> _Task prompt_
Every line below is to be copied exactly, with the pictures left out.

> _Supplied records_
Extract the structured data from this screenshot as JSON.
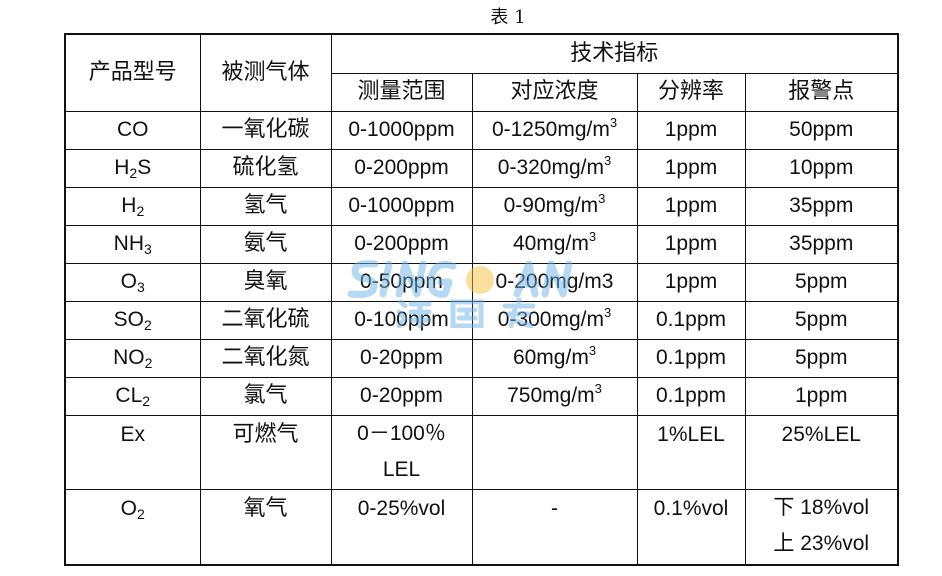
{
  "caption": "表 1",
  "headers": {
    "model": "产品型号",
    "gas": "被测气体",
    "tech": "技术指标",
    "range": "测量范围",
    "conc": "对应浓度",
    "resolution": "分辨率",
    "alarm": "报警点"
  },
  "rows": [
    {
      "code": {
        "base": "CO",
        "sub": "",
        "rest": ""
      },
      "gas": "一氧化碳",
      "range": "0-1000ppm",
      "conc": {
        "text": "0-1250mg/m",
        "sup": "3"
      },
      "resolution": "1ppm",
      "alarm": "50ppm"
    },
    {
      "code": {
        "base": "H",
        "sub": "2",
        "rest": "S"
      },
      "gas": "硫化氢",
      "range": "0-200ppm",
      "conc": {
        "text": "0-320mg/m",
        "sup": "3"
      },
      "resolution": "1ppm",
      "alarm": "10ppm"
    },
    {
      "code": {
        "base": "H",
        "sub": "2",
        "rest": ""
      },
      "gas": "氢气",
      "range": "0-1000ppm",
      "conc": {
        "text": "0-90mg/m",
        "sup": "3"
      },
      "resolution": "1ppm",
      "alarm": "35ppm"
    },
    {
      "code": {
        "base": "NH",
        "sub": "3",
        "rest": ""
      },
      "gas": "氨气",
      "range": "0-200ppm",
      "conc": {
        "text": "40mg/m",
        "sup": "3"
      },
      "resolution": "1ppm",
      "alarm": "35ppm"
    },
    {
      "code": {
        "base": "O",
        "sub": "3",
        "rest": ""
      },
      "gas": "臭氧",
      "range": "0-50ppm",
      "conc": {
        "text": "0-200mg/m3",
        "sup": ""
      },
      "resolution": "1ppm",
      "alarm": "5ppm"
    },
    {
      "code": {
        "base": "SO",
        "sub": "2",
        "rest": ""
      },
      "gas": "二氧化硫",
      "range": "0-100ppm",
      "conc": {
        "text": "0-300mg/m",
        "sup": "3"
      },
      "resolution": "0.1ppm",
      "alarm": "5ppm"
    },
    {
      "code": {
        "base": "NO",
        "sub": "2",
        "rest": ""
      },
      "gas": "二氧化氮",
      "range": "0-20ppm",
      "conc": {
        "text": "60mg/m",
        "sup": "3"
      },
      "resolution": "0.1ppm",
      "alarm": "5ppm"
    },
    {
      "code": {
        "base": "CL",
        "sub": "2",
        "rest": ""
      },
      "gas": "氯气",
      "range": "0-20ppm",
      "conc": {
        "text": "750mg/m",
        "sup": "3"
      },
      "resolution": "0.1ppm",
      "alarm": "1ppm"
    },
    {
      "code": {
        "base": "Ex",
        "sub": "",
        "rest": ""
      },
      "gas": "可燃气",
      "range": "0－100％ LEL",
      "conc": {
        "text": "",
        "sup": ""
      },
      "resolution": "1%LEL",
      "alarm": "25%LEL",
      "tall": true
    },
    {
      "code": {
        "base": "O",
        "sub": "2",
        "rest": ""
      },
      "gas": "氧气",
      "range": "0-25%vol",
      "conc": {
        "text": "-",
        "sup": ""
      },
      "resolution": "0.1%vol",
      "alarm": "下 18%vol 上 23%vol",
      "tall": true
    }
  ],
  "watermark": {
    "en": "SINGOAN",
    "zh": "深国安",
    "colors": [
      "#6fb4e8",
      "#f5c242"
    ]
  }
}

> _Solution_
Extract the structured data from this screenshot as JSON.
{
  "caption": "表 1",
  "headers": {
    "model": "产品型号",
    "gas": "被测气体",
    "tech": "技术指标",
    "range": "测量范围",
    "conc": "对应浓度",
    "resolution": "分辨率",
    "alarm": "报警点"
  },
  "rows": [
    {
      "code": {
        "base": "CO",
        "sub": "",
        "rest": ""
      },
      "gas": "一氧化碳",
      "range": "0-1000ppm",
      "conc": {
        "text": "0-1250mg/m",
        "sup": "3"
      },
      "resolution": "1ppm",
      "alarm": "50ppm"
    },
    {
      "code": {
        "base": "H",
        "sub": "2",
        "rest": "S"
      },
      "gas": "硫化氢",
      "range": "0-200ppm",
      "conc": {
        "text": "0-320mg/m",
        "sup": "3"
      },
      "resolution": "1ppm",
      "alarm": "10ppm"
    },
    {
      "code": {
        "base": "H",
        "sub": "2",
        "rest": ""
      },
      "gas": "氢气",
      "range": "0-1000ppm",
      "conc": {
        "text": "0-90mg/m",
        "sup": "3"
      },
      "resolution": "1ppm",
      "alarm": "35ppm"
    },
    {
      "code": {
        "base": "NH",
        "sub": "3",
        "rest": ""
      },
      "gas": "氨气",
      "range": "0-200ppm",
      "conc": {
        "text": "40mg/m",
        "sup": "3"
      },
      "resolution": "1ppm",
      "alarm": "35ppm"
    },
    {
      "code": {
        "base": "O",
        "sub": "3",
        "rest": ""
      },
      "gas": "臭氧",
      "range": "0-50ppm",
      "conc": {
        "text": "0-200mg/m3",
        "sup": ""
      },
      "resolution": "1ppm",
      "alarm": "5ppm"
    },
    {
      "code": {
        "base": "SO",
        "sub": "2",
        "rest": ""
      },
      "gas": "二氧化硫",
      "range": "0-100ppm",
      "conc": {
        "text": "0-300mg/m",
        "sup": "3"
      },
      "resolution": "0.1ppm",
      "alarm": "5ppm"
    },
    {
      "code": {
        "base": "NO",
        "sub": "2",
        "rest": ""
      },
      "gas": "二氧化氮",
      "range": "0-20ppm",
      "conc": {
        "text": "60mg/m",
        "sup": "3"
      },
      "resolution": "0.1ppm",
      "alarm": "5ppm"
    },
    {
      "code": {
        "base": "CL",
        "sub": "2",
        "rest": ""
      },
      "gas": "氯气",
      "range": "0-20ppm",
      "conc": {
        "text": "750mg/m",
        "sup": "3"
      },
      "resolution": "0.1ppm",
      "alarm": "1ppm"
    },
    {
      "code": {
        "base": "Ex",
        "sub": "",
        "rest": ""
      },
      "gas": "可燃气",
      "range": "0－100％ LEL",
      "conc": {
        "text": "",
        "sup": ""
      },
      "resolution": "1%LEL",
      "alarm": "25%LEL",
      "tall": true
    },
    {
      "code": {
        "base": "O",
        "sub": "2",
        "rest": ""
      },
      "gas": "氧气",
      "range": "0-25%vol",
      "conc": {
        "text": "-",
        "sup": ""
      },
      "resolution": "0.1%vol",
      "alarm": "下 18%vol 上 23%vol",
      "tall": true
    }
  ],
  "watermark": {
    "en": "SINGOAN",
    "zh": "深国安",
    "colors": [
      "#6fb4e8",
      "#f5c242"
    ]
  }
}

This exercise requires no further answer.